EXERCISE GOAL |
Lines holding the string "xlabel" are the ones to copy from this listing.

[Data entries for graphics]
------------------------------------------------------------
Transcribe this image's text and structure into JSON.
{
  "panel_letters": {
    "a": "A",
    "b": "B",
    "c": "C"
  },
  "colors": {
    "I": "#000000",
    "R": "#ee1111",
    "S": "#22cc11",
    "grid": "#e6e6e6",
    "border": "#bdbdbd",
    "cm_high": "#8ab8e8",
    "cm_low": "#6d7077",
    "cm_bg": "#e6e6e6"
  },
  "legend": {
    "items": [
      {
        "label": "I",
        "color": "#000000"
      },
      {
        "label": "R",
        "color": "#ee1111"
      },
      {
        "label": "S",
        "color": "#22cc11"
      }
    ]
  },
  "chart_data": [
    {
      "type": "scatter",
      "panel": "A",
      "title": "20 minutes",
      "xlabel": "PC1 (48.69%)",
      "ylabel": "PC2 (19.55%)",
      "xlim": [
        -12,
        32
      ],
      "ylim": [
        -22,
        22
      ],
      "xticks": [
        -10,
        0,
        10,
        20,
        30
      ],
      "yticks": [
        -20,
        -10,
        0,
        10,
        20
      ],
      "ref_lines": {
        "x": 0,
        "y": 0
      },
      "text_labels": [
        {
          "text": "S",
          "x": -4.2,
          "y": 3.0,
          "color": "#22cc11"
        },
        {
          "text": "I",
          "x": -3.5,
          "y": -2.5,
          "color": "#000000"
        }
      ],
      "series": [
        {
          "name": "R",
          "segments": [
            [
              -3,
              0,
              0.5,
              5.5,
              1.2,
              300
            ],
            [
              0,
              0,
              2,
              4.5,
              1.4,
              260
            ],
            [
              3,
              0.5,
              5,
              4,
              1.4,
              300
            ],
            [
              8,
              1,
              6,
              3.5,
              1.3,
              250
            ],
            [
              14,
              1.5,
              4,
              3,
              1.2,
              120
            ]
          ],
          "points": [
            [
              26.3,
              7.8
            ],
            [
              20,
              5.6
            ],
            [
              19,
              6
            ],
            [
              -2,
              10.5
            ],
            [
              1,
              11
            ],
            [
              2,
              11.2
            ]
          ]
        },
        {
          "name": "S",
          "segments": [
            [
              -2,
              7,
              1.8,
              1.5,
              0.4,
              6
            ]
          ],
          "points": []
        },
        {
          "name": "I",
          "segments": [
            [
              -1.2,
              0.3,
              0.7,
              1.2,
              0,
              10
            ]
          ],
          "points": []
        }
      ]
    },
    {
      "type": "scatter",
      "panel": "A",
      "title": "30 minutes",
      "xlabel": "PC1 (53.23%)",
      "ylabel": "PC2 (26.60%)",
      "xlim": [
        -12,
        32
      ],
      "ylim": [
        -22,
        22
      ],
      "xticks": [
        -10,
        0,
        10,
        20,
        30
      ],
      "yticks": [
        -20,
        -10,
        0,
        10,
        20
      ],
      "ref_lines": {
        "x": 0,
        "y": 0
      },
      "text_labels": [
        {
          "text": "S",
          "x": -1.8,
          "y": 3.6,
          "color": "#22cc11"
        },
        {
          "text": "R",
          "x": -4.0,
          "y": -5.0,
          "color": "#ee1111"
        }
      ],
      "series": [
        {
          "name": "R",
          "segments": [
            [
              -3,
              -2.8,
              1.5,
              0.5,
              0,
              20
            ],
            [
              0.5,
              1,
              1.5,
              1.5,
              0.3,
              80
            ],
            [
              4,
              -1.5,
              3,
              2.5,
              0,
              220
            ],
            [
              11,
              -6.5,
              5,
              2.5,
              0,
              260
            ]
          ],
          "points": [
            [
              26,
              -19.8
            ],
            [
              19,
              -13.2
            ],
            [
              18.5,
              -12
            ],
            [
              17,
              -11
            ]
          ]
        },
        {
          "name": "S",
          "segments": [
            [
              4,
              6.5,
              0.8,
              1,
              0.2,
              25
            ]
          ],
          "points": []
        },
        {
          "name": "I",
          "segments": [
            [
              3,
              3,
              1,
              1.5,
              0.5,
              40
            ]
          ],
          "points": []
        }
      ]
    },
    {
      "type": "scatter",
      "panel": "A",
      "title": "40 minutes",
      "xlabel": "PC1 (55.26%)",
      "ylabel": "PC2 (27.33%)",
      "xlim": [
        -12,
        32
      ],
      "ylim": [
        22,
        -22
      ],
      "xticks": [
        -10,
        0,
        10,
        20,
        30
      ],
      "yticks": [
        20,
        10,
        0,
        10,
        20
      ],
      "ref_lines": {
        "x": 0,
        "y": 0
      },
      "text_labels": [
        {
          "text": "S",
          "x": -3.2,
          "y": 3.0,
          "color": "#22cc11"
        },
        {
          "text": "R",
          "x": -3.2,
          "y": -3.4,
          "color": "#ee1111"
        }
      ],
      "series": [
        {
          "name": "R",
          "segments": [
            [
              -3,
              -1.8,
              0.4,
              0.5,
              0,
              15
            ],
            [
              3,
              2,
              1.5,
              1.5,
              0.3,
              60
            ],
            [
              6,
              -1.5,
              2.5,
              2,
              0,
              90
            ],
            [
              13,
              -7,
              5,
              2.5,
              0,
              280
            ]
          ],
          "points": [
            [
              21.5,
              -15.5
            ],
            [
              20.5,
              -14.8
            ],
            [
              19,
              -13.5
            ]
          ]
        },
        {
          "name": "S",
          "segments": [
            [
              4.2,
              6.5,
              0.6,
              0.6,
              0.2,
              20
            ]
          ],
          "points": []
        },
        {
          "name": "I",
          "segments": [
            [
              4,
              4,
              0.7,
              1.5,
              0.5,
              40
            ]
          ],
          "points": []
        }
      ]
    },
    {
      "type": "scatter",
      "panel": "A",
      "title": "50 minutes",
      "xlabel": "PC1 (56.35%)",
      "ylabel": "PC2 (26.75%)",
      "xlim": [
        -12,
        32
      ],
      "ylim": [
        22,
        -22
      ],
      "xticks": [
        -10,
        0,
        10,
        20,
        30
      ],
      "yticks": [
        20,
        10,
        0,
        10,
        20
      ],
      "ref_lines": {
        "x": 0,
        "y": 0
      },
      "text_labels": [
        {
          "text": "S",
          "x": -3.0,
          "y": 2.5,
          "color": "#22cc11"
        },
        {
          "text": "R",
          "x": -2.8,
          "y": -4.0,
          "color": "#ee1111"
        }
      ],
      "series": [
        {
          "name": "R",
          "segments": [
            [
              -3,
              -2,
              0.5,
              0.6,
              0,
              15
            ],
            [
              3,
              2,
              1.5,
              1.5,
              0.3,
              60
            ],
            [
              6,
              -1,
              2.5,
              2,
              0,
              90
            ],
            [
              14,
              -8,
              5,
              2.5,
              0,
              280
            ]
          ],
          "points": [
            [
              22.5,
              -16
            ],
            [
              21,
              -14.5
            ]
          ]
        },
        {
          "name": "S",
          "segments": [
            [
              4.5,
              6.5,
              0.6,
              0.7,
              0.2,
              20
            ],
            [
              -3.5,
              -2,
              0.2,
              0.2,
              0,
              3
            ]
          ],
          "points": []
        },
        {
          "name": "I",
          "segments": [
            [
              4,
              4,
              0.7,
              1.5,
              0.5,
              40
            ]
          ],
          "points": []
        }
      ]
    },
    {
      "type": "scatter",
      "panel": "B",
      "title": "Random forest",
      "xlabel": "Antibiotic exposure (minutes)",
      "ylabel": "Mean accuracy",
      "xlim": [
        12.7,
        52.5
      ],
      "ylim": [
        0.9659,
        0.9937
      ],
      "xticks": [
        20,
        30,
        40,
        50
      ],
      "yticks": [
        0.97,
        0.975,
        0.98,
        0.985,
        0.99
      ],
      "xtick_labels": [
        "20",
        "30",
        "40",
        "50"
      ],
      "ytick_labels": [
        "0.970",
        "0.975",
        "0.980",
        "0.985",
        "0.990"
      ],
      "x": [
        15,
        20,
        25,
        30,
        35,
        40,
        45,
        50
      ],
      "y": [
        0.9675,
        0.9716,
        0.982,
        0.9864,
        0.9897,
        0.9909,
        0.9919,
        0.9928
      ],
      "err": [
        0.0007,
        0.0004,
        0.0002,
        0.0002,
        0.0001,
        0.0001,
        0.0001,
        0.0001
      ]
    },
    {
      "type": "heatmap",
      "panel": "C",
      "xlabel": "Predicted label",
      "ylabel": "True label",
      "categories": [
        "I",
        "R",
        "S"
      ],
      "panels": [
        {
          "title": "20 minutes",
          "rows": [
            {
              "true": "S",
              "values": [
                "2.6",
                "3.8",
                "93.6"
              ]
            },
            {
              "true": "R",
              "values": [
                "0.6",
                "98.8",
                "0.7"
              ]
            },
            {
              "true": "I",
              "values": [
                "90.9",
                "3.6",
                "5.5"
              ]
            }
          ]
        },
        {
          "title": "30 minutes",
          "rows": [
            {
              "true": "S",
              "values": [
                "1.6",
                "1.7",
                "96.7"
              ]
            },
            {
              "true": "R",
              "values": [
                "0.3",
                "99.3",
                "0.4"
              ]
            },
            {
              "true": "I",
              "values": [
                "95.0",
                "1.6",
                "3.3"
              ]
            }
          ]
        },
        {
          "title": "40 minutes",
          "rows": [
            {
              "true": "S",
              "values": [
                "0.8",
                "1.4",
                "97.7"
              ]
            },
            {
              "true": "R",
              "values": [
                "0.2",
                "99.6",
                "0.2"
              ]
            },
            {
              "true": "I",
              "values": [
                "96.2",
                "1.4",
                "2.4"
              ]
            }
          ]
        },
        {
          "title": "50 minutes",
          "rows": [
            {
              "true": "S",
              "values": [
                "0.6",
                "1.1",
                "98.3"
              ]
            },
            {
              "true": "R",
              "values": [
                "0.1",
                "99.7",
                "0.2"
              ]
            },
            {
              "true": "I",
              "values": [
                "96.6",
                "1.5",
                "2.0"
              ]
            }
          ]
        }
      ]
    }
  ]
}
------------------------------------------------------------
RESPONSE FOR THIS EXERCISE |
      "xlabel": "PC1 (48.69%)",
      "xlabel": "PC1 (53.23%)",
      "xlabel": "PC1 (55.26%)",
      "xlabel": "PC1 (56.35%)",
      "xlabel": "Antibiotic exposure (minutes)",
      "xlabel": "Predicted label",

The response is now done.